* **EXERCISE DETAILS**
Reproduce every line of the items below character for character, in the same order.

** start DATASET RECORDS **

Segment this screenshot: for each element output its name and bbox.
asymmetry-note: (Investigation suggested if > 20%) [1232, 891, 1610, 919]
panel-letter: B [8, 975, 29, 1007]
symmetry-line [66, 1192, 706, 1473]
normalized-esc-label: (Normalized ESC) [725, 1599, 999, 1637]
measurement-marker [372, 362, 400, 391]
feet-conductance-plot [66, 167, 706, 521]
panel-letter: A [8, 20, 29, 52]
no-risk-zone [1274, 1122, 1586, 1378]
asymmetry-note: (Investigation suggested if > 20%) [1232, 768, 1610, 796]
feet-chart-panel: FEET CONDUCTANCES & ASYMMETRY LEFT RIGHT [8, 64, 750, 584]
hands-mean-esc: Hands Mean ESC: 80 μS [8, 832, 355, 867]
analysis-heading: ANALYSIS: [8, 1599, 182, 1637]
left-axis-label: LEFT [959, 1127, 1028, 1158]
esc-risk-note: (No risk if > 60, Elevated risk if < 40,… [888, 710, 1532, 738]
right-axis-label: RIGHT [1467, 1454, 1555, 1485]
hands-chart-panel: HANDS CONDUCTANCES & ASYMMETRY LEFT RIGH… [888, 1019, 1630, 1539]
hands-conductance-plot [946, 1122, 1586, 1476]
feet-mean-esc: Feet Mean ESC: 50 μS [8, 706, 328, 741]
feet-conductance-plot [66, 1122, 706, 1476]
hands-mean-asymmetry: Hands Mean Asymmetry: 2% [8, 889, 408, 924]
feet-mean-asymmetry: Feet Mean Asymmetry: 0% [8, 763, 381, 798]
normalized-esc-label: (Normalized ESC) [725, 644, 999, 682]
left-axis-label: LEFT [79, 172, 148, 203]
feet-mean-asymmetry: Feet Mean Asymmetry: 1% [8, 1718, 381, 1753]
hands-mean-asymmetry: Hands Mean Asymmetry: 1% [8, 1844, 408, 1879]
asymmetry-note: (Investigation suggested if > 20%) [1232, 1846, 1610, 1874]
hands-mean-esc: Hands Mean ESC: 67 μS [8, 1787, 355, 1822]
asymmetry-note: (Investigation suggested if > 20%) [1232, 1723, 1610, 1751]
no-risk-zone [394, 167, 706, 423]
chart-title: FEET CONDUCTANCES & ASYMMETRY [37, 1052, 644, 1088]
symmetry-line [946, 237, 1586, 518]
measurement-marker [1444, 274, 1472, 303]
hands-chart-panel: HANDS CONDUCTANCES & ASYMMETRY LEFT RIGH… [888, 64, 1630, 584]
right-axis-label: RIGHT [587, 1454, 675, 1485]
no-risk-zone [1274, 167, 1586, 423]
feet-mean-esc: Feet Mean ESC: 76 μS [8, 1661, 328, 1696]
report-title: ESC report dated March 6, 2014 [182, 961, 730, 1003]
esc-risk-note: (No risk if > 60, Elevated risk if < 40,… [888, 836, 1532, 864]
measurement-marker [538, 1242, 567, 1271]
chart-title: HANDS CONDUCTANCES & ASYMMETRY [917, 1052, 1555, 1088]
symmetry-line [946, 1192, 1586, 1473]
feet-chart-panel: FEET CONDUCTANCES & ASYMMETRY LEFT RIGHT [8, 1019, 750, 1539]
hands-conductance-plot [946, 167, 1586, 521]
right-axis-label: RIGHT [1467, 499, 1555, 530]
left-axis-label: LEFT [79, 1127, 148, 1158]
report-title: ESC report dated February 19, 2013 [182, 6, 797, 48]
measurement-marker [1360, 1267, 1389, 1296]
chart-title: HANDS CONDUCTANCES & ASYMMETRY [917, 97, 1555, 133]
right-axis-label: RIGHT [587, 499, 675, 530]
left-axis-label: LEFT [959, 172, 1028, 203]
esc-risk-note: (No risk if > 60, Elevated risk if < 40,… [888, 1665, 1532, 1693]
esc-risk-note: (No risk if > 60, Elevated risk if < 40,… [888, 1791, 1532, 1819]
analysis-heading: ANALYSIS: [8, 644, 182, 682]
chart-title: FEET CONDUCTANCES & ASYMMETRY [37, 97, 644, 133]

** end DATASET RECORDS **

* **ANSWER**
Segment this screenshot: for each element output its name and bbox.
asymmetry-note: (Investigation suggested if > 20%) [1232, 891, 1610, 919]
panel-letter: B [8, 975, 29, 1007]
symmetry-line [66, 1192, 706, 1473]
normalized-esc-label: (Normalized ESC) [725, 1599, 999, 1637]
measurement-marker [372, 362, 400, 391]
feet-conductance-plot [66, 167, 706, 521]
panel-letter: A [8, 20, 29, 52]
no-risk-zone [1274, 1122, 1586, 1378]
asymmetry-note: (Investigation suggested if > 20%) [1232, 768, 1610, 796]
feet-chart-panel: FEET CONDUCTANCES & ASYMMETRY LEFT RIGHT [8, 64, 750, 584]
hands-mean-esc: Hands Mean ESC: 80 μS [8, 832, 355, 867]
analysis-heading: ANALYSIS: [8, 1599, 182, 1637]
left-axis-label: LEFT [959, 1127, 1028, 1158]
esc-risk-note: (No risk if > 60, Elevated risk if < 40,… [888, 710, 1532, 738]
right-axis-label: RIGHT [1467, 1454, 1555, 1485]
hands-chart-panel: HANDS CONDUCTANCES & ASYMMETRY LEFT RIGH… [888, 1019, 1630, 1539]
hands-conductance-plot [946, 1122, 1586, 1476]
feet-mean-esc: Feet Mean ESC: 50 μS [8, 706, 328, 741]
feet-conductance-plot [66, 1122, 706, 1476]
hands-mean-asymmetry: Hands Mean Asymmetry: 2% [8, 889, 408, 924]
feet-mean-asymmetry: Feet Mean Asymmetry: 0% [8, 763, 381, 798]
normalized-esc-label: (Normalized ESC) [725, 644, 999, 682]
left-axis-label: LEFT [79, 172, 148, 203]
feet-mean-asymmetry: Feet Mean Asymmetry: 1% [8, 1718, 381, 1753]
hands-mean-asymmetry: Hands Mean Asymmetry: 1% [8, 1844, 408, 1879]
asymmetry-note: (Investigation suggested if > 20%) [1232, 1846, 1610, 1874]
hands-mean-esc: Hands Mean ESC: 67 μS [8, 1787, 355, 1822]
asymmetry-note: (Investigation suggested if > 20%) [1232, 1723, 1610, 1751]
no-risk-zone [394, 167, 706, 423]
chart-title: FEET CONDUCTANCES & ASYMMETRY [37, 1052, 644, 1088]
symmetry-line [946, 237, 1586, 518]
measurement-marker [1444, 274, 1472, 303]
hands-chart-panel: HANDS CONDUCTANCES & ASYMMETRY LEFT RIGH… [888, 64, 1630, 584]
right-axis-label: RIGHT [587, 1454, 675, 1485]
no-risk-zone [1274, 167, 1586, 423]
feet-mean-esc: Feet Mean ESC: 76 μS [8, 1661, 328, 1696]
report-title: ESC report dated March 6, 2014 [182, 961, 730, 1003]
esc-risk-note: (No risk if > 60, Elevated risk if < 40,… [888, 836, 1532, 864]
measurement-marker [538, 1242, 567, 1271]
chart-title: HANDS CONDUCTANCES & ASYMMETRY [917, 1052, 1555, 1088]
symmetry-line [946, 1192, 1586, 1473]
feet-chart-panel: FEET CONDUCTANCES & ASYMMETRY LEFT RIGHT [8, 1019, 750, 1539]
hands-conductance-plot [946, 167, 1586, 521]
right-axis-label: RIGHT [1467, 499, 1555, 530]
left-axis-label: LEFT [79, 1127, 148, 1158]
report-title: ESC report dated February 19, 2013 [182, 6, 797, 48]
measurement-marker [1360, 1267, 1389, 1296]
chart-title: HANDS CONDUCTANCES & ASYMMETRY [917, 97, 1555, 133]
right-axis-label: RIGHT [587, 499, 675, 530]
left-axis-label: LEFT [959, 172, 1028, 203]
esc-risk-note: (No risk if > 60, Elevated risk if < 40,… [888, 1665, 1532, 1693]
esc-risk-note: (No risk if > 60, Elevated risk if < 40,… [888, 1791, 1532, 1819]
analysis-heading: ANALYSIS: [8, 644, 182, 682]
chart-title: FEET CONDUCTANCES & ASYMMETRY [37, 97, 644, 133]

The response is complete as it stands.